Given task: Copy every entry exactly as given, minus the images.

Information given:
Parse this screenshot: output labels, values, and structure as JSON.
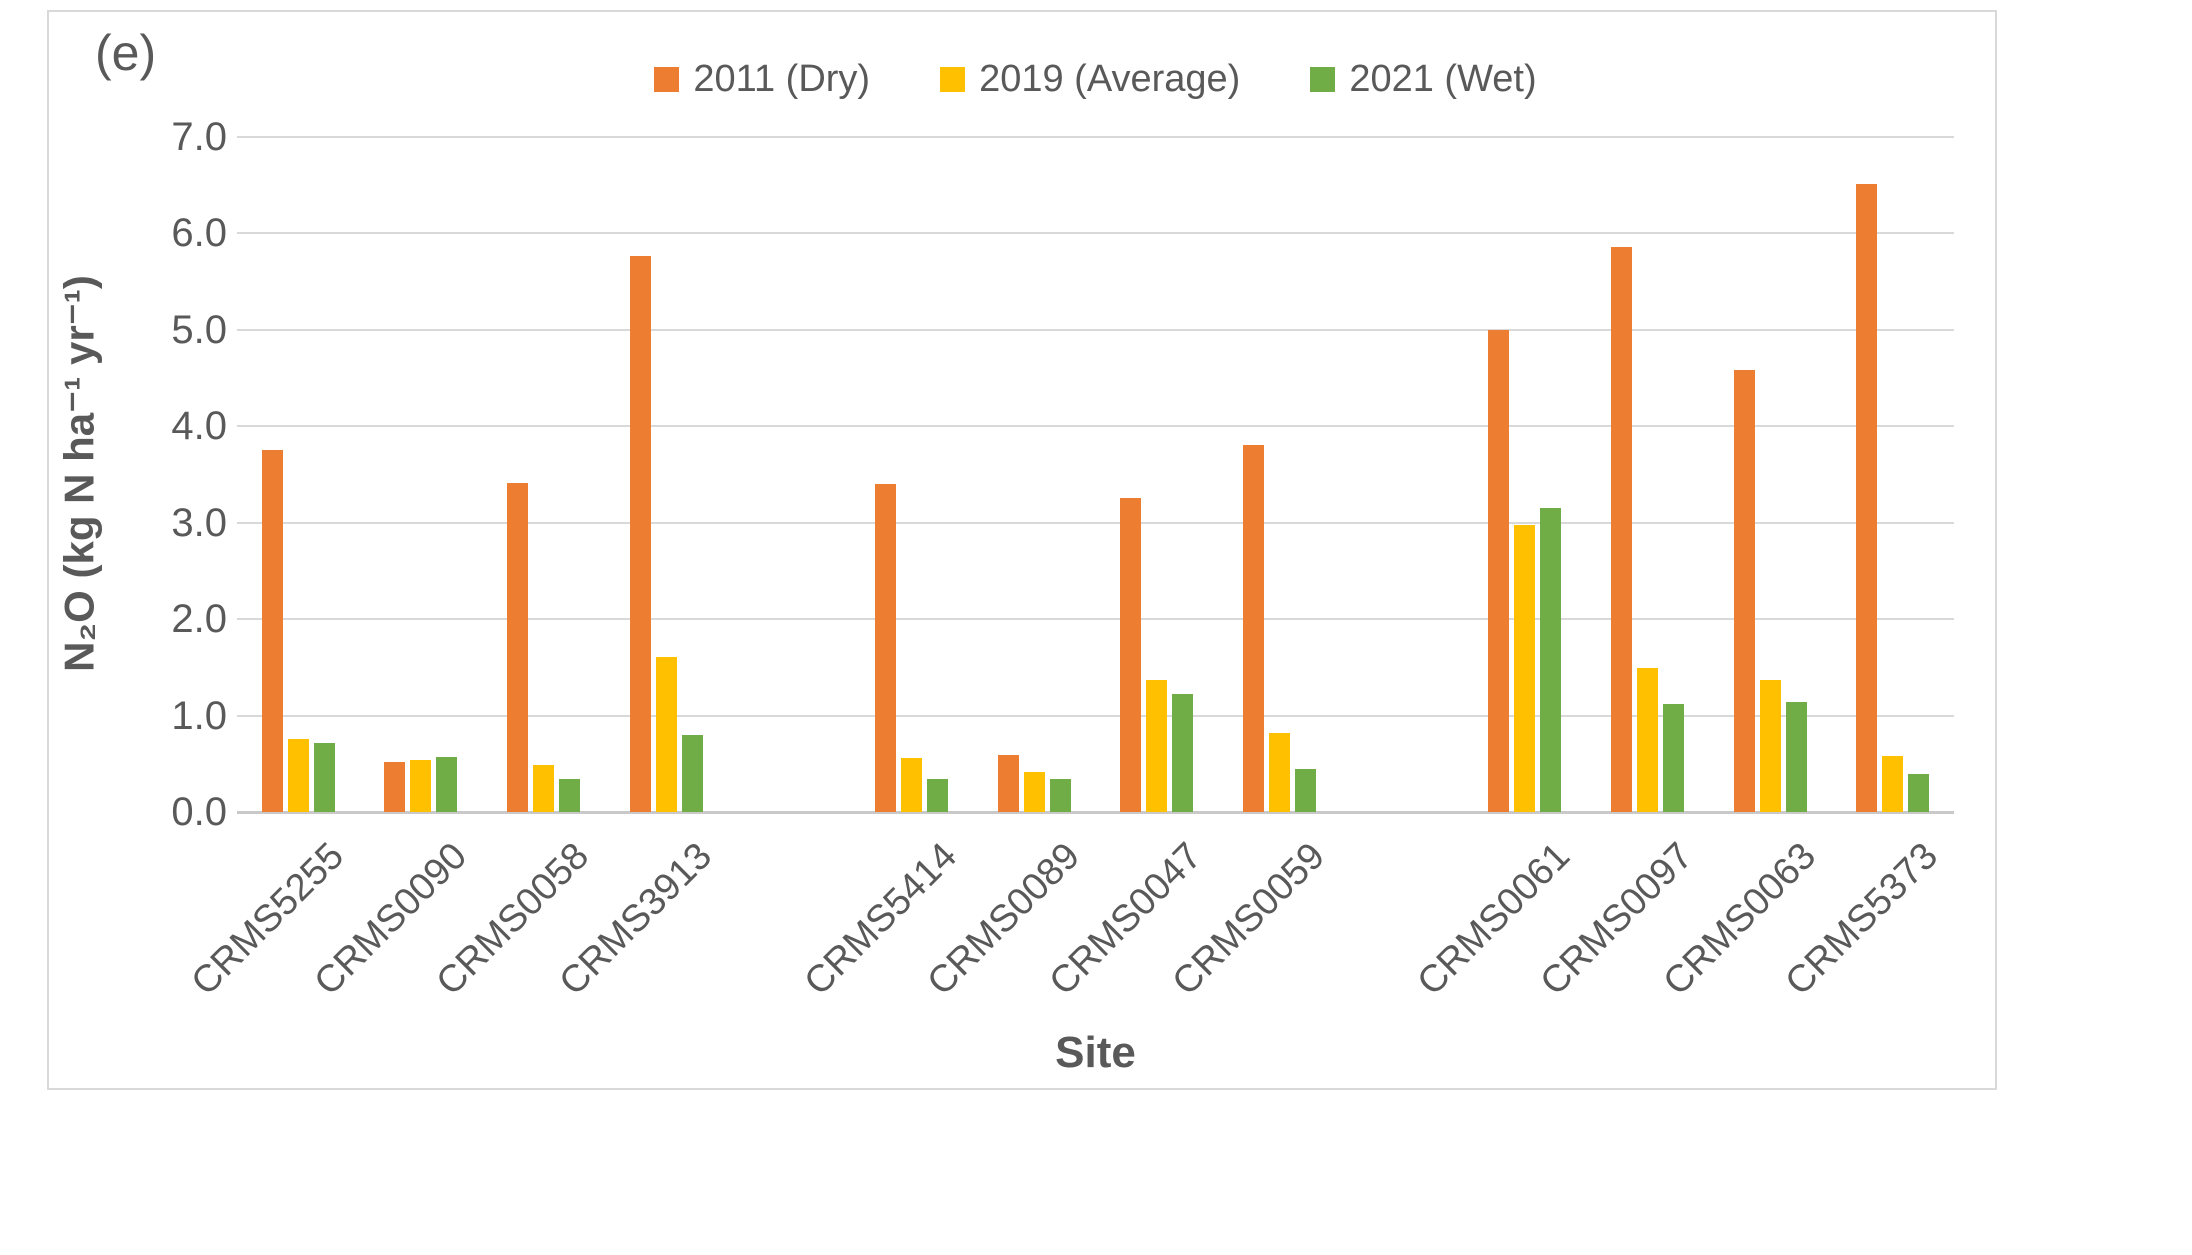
{
  "figure": {
    "panel_label": "(e)"
  },
  "colors": {
    "text": "#595959",
    "grid": "#D9D9D9",
    "border": "#D9D9D9",
    "background": "#FFFFFF",
    "series_2011": "#ED7D31",
    "series_2019": "#FFC000",
    "series_2021": "#70AD47"
  },
  "chart_data": {
    "type": "bar",
    "title": "",
    "xlabel": "Site",
    "ylabel": "N₂O (kg N ha⁻¹ yr⁻¹)",
    "ylim": [
      0,
      7
    ],
    "ytick_labels": [
      "0.0",
      "1.0",
      "2.0",
      "3.0",
      "4.0",
      "5.0",
      "6.0",
      "7.0"
    ],
    "grid": true,
    "legend_position": "top-center",
    "categories": [
      "CRMS5255",
      "CRMS0090",
      "CRMS0058",
      "CRMS3913",
      "CRMS5414",
      "CRMS0089",
      "CRMS0047",
      "CRMS0059",
      "CRMS0061",
      "CRMS0097",
      "CRMS0063",
      "CRMS5373"
    ],
    "site_groups": [
      [
        "CRMS5255",
        "CRMS0090",
        "CRMS0058",
        "CRMS3913"
      ],
      [
        "CRMS5414",
        "CRMS0089",
        "CRMS0047",
        "CRMS0059"
      ],
      [
        "CRMS0061",
        "CRMS0097",
        "CRMS0063",
        "CRMS5373"
      ]
    ],
    "series": [
      {
        "name": "2011 (Dry)",
        "color": "#ED7D31",
        "values": [
          3.75,
          0.52,
          3.41,
          5.77,
          3.4,
          0.59,
          3.26,
          3.81,
          5.0,
          5.86,
          4.58,
          6.51
        ]
      },
      {
        "name": "2019 (Average)",
        "color": "#FFC000",
        "values": [
          0.76,
          0.54,
          0.49,
          1.61,
          0.56,
          0.41,
          1.37,
          0.82,
          2.98,
          1.49,
          1.37,
          0.58
        ]
      },
      {
        "name": "2021 (Wet)",
        "color": "#70AD47",
        "values": [
          0.72,
          0.57,
          0.34,
          0.8,
          0.34,
          0.34,
          1.22,
          0.45,
          3.15,
          1.12,
          1.14,
          0.39
        ]
      }
    ]
  }
}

Full solution:
Parse this screenshot: output labels, values, and structure as JSON.
{
  "figure": {
    "panel_label": "(e)"
  },
  "colors": {
    "text": "#595959",
    "grid": "#D9D9D9",
    "border": "#D9D9D9",
    "background": "#FFFFFF",
    "series_2011": "#ED7D31",
    "series_2019": "#FFC000",
    "series_2021": "#70AD47"
  },
  "chart_data": {
    "type": "bar",
    "title": "",
    "xlabel": "Site",
    "ylabel": "N₂O (kg N ha⁻¹ yr⁻¹)",
    "ylim": [
      0,
      7
    ],
    "ytick_labels": [
      "0.0",
      "1.0",
      "2.0",
      "3.0",
      "4.0",
      "5.0",
      "6.0",
      "7.0"
    ],
    "grid": true,
    "legend_position": "top-center",
    "categories": [
      "CRMS5255",
      "CRMS0090",
      "CRMS0058",
      "CRMS3913",
      "CRMS5414",
      "CRMS0089",
      "CRMS0047",
      "CRMS0059",
      "CRMS0061",
      "CRMS0097",
      "CRMS0063",
      "CRMS5373"
    ],
    "site_groups": [
      [
        "CRMS5255",
        "CRMS0090",
        "CRMS0058",
        "CRMS3913"
      ],
      [
        "CRMS5414",
        "CRMS0089",
        "CRMS0047",
        "CRMS0059"
      ],
      [
        "CRMS0061",
        "CRMS0097",
        "CRMS0063",
        "CRMS5373"
      ]
    ],
    "series": [
      {
        "name": "2011 (Dry)",
        "color": "#ED7D31",
        "values": [
          3.75,
          0.52,
          3.41,
          5.77,
          3.4,
          0.59,
          3.26,
          3.81,
          5.0,
          5.86,
          4.58,
          6.51
        ]
      },
      {
        "name": "2019 (Average)",
        "color": "#FFC000",
        "values": [
          0.76,
          0.54,
          0.49,
          1.61,
          0.56,
          0.41,
          1.37,
          0.82,
          2.98,
          1.49,
          1.37,
          0.58
        ]
      },
      {
        "name": "2021 (Wet)",
        "color": "#70AD47",
        "values": [
          0.72,
          0.57,
          0.34,
          0.8,
          0.34,
          0.34,
          1.22,
          0.45,
          3.15,
          1.12,
          1.14,
          0.39
        ]
      }
    ]
  }
}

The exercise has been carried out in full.